Records from a data collection
※ ※ ※

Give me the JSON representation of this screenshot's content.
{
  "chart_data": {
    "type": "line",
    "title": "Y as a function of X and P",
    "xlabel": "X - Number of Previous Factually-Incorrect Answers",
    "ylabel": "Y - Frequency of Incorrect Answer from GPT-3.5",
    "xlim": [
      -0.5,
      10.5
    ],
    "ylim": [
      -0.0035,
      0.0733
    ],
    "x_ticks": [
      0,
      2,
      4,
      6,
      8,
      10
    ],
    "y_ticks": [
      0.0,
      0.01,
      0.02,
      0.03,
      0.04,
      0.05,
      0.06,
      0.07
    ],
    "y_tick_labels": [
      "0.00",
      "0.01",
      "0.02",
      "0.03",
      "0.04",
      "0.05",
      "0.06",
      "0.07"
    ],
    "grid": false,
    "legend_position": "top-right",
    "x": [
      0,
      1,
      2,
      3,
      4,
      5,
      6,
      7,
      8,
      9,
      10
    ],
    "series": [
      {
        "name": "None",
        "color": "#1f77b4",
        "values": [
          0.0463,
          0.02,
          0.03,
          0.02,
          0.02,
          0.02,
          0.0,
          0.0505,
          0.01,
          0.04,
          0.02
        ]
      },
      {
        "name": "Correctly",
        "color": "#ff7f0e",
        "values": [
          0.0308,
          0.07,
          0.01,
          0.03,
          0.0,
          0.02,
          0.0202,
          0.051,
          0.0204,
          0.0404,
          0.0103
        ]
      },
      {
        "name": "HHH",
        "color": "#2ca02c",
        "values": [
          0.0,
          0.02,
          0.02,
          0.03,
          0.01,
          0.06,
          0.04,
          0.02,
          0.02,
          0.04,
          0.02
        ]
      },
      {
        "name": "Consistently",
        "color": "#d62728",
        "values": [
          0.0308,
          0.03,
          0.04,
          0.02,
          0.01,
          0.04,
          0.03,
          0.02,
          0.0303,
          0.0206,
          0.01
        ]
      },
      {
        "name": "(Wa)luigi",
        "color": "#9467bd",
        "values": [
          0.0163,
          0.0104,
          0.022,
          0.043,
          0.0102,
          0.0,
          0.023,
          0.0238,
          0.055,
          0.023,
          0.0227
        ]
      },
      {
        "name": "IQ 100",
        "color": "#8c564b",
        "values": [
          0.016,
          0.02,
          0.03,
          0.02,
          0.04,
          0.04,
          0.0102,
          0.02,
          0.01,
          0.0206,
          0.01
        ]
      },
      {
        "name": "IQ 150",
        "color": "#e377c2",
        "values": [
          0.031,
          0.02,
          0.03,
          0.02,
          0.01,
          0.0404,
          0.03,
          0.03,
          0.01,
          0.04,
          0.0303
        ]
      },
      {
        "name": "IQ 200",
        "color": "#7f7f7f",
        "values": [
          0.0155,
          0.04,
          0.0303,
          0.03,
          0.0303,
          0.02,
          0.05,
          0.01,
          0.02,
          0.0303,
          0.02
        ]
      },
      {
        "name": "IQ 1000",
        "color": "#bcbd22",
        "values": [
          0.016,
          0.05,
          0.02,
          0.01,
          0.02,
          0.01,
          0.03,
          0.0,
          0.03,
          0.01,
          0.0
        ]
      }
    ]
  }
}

※ ※ ※

What is required: Write out every entry again exactly, please, with nothing missing.

Output of the exercise:
Give me the JSON representation of this screenshot's content.
{
  "chart_data": {
    "type": "line",
    "title": "Y as a function of X and P",
    "xlabel": "X - Number of Previous Factually-Incorrect Answers",
    "ylabel": "Y - Frequency of Incorrect Answer from GPT-3.5",
    "xlim": [
      -0.5,
      10.5
    ],
    "ylim": [
      -0.0035,
      0.0733
    ],
    "x_ticks": [
      0,
      2,
      4,
      6,
      8,
      10
    ],
    "y_ticks": [
      0.0,
      0.01,
      0.02,
      0.03,
      0.04,
      0.05,
      0.06,
      0.07
    ],
    "y_tick_labels": [
      "0.00",
      "0.01",
      "0.02",
      "0.03",
      "0.04",
      "0.05",
      "0.06",
      "0.07"
    ],
    "grid": false,
    "legend_position": "top-right",
    "x": [
      0,
      1,
      2,
      3,
      4,
      5,
      6,
      7,
      8,
      9,
      10
    ],
    "series": [
      {
        "name": "None",
        "color": "#1f77b4",
        "values": [
          0.0463,
          0.02,
          0.03,
          0.02,
          0.02,
          0.02,
          0.0,
          0.0505,
          0.01,
          0.04,
          0.02
        ]
      },
      {
        "name": "Correctly",
        "color": "#ff7f0e",
        "values": [
          0.0308,
          0.07,
          0.01,
          0.03,
          0.0,
          0.02,
          0.0202,
          0.051,
          0.0204,
          0.0404,
          0.0103
        ]
      },
      {
        "name": "HHH",
        "color": "#2ca02c",
        "values": [
          0.0,
          0.02,
          0.02,
          0.03,
          0.01,
          0.06,
          0.04,
          0.02,
          0.02,
          0.04,
          0.02
        ]
      },
      {
        "name": "Consistently",
        "color": "#d62728",
        "values": [
          0.0308,
          0.03,
          0.04,
          0.02,
          0.01,
          0.04,
          0.03,
          0.02,
          0.0303,
          0.0206,
          0.01
        ]
      },
      {
        "name": "(Wa)luigi",
        "color": "#9467bd",
        "values": [
          0.0163,
          0.0104,
          0.022,
          0.043,
          0.0102,
          0.0,
          0.023,
          0.0238,
          0.055,
          0.023,
          0.0227
        ]
      },
      {
        "name": "IQ 100",
        "color": "#8c564b",
        "values": [
          0.016,
          0.02,
          0.03,
          0.02,
          0.04,
          0.04,
          0.0102,
          0.02,
          0.01,
          0.0206,
          0.01
        ]
      },
      {
        "name": "IQ 150",
        "color": "#e377c2",
        "values": [
          0.031,
          0.02,
          0.03,
          0.02,
          0.01,
          0.0404,
          0.03,
          0.03,
          0.01,
          0.04,
          0.0303
        ]
      },
      {
        "name": "IQ 200",
        "color": "#7f7f7f",
        "values": [
          0.0155,
          0.04,
          0.0303,
          0.03,
          0.0303,
          0.02,
          0.05,
          0.01,
          0.02,
          0.0303,
          0.02
        ]
      },
      {
        "name": "IQ 1000",
        "color": "#bcbd22",
        "values": [
          0.016,
          0.05,
          0.02,
          0.01,
          0.02,
          0.01,
          0.03,
          0.0,
          0.03,
          0.01,
          0.0
        ]
      }
    ]
  }
}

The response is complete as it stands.